Find each line holding the word "this" and give the total alone.

________________________________________

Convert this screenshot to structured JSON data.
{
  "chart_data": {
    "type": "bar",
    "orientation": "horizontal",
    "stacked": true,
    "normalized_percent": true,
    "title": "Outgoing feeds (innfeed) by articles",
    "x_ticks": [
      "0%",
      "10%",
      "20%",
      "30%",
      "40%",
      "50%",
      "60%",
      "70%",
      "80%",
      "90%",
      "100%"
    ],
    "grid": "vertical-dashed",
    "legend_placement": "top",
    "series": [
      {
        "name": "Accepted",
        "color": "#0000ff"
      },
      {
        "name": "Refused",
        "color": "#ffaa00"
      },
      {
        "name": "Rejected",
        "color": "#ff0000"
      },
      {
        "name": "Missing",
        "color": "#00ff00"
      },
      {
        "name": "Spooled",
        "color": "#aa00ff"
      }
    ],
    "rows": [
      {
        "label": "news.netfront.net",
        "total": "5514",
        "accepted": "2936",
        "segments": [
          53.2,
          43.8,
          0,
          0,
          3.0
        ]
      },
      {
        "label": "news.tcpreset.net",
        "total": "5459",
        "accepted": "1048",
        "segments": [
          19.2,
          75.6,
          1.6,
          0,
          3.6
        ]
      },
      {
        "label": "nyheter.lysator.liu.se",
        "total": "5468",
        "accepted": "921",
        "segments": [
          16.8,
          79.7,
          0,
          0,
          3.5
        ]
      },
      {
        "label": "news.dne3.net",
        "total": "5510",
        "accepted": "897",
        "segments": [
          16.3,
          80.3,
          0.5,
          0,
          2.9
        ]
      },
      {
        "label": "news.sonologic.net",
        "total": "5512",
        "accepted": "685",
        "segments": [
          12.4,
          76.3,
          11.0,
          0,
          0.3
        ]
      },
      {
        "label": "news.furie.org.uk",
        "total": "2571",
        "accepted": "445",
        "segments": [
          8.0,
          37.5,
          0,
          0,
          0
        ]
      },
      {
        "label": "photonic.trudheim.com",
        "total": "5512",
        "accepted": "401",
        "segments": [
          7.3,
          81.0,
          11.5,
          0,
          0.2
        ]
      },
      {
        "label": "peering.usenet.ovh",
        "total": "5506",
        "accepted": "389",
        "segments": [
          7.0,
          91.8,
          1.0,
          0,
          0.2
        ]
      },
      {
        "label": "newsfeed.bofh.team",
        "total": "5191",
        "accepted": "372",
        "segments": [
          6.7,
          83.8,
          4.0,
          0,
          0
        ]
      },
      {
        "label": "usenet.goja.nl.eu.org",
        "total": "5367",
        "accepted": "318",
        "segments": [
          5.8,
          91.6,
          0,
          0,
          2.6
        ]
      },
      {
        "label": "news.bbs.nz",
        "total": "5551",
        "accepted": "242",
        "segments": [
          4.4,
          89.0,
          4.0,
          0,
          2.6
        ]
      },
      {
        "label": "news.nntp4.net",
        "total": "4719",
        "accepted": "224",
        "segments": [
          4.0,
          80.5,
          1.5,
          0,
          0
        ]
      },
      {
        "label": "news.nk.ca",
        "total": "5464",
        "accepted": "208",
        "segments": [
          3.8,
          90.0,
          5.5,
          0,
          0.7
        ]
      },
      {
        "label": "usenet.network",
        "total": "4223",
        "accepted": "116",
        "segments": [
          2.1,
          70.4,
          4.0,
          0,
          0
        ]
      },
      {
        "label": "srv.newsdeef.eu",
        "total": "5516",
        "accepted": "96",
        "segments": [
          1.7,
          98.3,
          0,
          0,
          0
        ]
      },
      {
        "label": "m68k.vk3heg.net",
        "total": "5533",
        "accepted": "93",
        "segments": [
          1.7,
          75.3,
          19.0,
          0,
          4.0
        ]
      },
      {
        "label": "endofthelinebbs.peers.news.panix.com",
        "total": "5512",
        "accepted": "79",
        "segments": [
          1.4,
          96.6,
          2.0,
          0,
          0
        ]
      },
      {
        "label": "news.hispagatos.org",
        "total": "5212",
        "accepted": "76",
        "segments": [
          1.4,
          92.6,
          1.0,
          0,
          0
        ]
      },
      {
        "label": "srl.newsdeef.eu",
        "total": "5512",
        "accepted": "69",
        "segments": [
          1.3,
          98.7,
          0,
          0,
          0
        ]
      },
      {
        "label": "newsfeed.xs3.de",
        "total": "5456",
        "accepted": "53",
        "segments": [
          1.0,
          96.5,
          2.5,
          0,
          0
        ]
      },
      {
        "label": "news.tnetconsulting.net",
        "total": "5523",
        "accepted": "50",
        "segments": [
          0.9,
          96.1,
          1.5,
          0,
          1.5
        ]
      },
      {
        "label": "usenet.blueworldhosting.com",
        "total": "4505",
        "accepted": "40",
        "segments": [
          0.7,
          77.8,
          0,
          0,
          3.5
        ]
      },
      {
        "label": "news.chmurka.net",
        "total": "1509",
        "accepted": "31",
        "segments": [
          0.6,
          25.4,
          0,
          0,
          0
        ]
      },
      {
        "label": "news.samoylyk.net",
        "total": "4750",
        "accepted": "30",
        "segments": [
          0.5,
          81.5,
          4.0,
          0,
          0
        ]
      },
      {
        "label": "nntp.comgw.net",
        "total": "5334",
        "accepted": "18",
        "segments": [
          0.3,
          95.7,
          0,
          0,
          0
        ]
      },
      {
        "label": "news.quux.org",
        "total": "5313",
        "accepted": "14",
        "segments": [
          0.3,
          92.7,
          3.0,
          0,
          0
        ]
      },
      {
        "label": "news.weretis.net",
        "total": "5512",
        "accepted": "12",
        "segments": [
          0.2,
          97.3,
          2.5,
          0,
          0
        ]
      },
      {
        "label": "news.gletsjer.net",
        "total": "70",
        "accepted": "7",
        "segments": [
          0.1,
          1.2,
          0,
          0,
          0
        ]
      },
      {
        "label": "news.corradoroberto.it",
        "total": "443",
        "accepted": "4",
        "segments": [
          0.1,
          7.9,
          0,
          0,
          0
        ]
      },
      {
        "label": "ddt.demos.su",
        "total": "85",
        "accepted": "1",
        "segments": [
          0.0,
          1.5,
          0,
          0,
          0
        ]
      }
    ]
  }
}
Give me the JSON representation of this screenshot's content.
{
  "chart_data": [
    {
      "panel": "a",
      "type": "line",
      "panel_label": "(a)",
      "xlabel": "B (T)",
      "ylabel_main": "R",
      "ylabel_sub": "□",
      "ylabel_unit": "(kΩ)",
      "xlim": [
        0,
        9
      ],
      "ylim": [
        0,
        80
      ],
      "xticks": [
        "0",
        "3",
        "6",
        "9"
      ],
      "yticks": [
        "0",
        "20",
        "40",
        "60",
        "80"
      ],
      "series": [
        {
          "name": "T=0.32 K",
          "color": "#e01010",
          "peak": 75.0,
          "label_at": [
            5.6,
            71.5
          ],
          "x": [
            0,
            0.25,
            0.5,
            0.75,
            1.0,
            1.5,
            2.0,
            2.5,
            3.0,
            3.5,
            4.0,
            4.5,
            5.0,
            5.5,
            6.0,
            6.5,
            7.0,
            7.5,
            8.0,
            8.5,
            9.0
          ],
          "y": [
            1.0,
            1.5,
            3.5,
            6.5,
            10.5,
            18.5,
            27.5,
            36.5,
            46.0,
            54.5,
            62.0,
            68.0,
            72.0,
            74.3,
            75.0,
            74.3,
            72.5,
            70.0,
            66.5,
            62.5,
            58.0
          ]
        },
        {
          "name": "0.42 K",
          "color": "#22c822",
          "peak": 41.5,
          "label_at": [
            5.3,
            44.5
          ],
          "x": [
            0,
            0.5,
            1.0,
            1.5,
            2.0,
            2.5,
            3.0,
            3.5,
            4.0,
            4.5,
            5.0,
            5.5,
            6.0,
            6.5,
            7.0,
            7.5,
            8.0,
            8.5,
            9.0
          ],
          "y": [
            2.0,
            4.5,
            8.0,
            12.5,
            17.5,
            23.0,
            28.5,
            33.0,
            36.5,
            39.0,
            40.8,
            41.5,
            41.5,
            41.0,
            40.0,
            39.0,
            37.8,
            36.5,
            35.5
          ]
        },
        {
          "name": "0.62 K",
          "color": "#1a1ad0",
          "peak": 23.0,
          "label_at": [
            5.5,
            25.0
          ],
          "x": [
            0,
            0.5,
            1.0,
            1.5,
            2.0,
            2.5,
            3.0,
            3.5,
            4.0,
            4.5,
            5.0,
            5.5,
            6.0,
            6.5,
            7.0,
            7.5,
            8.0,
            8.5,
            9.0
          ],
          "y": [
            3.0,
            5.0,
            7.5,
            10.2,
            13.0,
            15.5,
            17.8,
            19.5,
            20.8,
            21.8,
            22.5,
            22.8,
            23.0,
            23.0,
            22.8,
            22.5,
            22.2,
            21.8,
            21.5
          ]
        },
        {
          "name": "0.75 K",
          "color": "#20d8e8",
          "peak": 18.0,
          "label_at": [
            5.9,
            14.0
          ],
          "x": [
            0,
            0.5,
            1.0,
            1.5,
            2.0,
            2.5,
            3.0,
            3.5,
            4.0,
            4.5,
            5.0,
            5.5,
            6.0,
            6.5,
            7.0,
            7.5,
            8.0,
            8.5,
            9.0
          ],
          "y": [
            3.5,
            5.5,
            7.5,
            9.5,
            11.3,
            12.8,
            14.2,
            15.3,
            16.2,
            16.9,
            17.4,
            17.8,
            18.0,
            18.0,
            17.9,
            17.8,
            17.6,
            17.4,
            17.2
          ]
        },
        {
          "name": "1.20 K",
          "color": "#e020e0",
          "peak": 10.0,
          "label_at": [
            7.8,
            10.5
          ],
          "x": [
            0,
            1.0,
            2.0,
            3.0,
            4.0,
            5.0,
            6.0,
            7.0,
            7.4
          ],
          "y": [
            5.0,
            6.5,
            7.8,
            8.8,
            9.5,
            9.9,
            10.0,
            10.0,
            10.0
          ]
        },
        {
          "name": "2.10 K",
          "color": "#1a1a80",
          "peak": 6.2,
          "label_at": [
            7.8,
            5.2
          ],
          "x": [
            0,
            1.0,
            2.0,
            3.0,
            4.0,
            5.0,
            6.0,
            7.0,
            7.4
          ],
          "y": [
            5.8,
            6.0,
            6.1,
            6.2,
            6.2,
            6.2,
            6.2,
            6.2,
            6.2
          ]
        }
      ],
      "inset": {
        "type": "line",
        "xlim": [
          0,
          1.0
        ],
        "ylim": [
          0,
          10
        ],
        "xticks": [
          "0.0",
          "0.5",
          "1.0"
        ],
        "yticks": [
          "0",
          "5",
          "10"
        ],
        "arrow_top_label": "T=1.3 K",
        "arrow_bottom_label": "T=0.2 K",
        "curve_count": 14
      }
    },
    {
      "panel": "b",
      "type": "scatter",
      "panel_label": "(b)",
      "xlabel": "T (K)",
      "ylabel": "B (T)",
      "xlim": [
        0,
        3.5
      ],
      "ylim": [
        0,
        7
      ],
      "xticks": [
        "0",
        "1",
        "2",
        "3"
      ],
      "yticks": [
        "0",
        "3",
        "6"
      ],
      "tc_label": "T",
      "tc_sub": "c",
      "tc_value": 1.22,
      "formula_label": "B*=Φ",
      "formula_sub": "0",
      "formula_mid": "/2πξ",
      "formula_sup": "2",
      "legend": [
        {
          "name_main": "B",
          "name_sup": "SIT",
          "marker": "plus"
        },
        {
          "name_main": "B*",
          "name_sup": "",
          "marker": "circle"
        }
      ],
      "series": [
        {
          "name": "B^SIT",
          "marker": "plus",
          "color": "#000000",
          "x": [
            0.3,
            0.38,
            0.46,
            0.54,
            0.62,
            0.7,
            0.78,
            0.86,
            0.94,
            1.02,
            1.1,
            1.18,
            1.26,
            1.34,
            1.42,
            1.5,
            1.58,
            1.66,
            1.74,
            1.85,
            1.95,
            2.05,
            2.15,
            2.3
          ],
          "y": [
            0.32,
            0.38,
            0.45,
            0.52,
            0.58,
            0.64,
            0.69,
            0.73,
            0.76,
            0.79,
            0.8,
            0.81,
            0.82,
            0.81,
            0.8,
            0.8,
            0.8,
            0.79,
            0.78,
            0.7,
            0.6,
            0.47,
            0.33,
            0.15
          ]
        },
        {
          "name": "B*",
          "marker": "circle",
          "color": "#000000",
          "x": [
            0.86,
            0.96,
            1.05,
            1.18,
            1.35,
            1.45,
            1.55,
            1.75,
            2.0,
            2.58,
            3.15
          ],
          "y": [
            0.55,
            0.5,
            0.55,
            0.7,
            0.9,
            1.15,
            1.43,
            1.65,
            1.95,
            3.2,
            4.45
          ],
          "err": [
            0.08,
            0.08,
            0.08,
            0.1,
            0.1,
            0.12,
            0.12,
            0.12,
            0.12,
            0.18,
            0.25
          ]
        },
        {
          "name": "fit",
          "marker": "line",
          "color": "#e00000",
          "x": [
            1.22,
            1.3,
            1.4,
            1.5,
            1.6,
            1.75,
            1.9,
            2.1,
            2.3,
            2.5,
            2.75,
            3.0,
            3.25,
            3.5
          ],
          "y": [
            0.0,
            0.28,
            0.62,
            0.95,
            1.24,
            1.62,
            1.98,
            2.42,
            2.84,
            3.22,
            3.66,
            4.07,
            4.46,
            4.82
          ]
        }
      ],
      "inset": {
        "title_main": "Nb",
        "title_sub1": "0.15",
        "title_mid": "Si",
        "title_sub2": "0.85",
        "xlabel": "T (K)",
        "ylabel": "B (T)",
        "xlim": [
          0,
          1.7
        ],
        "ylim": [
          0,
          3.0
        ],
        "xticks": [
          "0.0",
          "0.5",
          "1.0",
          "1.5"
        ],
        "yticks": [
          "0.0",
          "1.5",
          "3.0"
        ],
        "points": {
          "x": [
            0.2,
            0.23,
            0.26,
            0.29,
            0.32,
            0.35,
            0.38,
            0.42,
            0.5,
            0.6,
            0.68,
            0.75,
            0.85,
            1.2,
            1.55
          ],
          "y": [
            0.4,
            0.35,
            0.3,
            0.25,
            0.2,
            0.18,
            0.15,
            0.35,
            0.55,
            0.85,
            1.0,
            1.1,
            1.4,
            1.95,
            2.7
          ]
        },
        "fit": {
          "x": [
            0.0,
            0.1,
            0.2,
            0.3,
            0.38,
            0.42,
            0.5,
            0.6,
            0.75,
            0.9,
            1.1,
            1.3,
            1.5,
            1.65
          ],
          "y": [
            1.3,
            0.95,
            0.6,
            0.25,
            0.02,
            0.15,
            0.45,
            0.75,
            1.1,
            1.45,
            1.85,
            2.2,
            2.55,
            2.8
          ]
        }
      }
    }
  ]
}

________________________________________

Task output –
2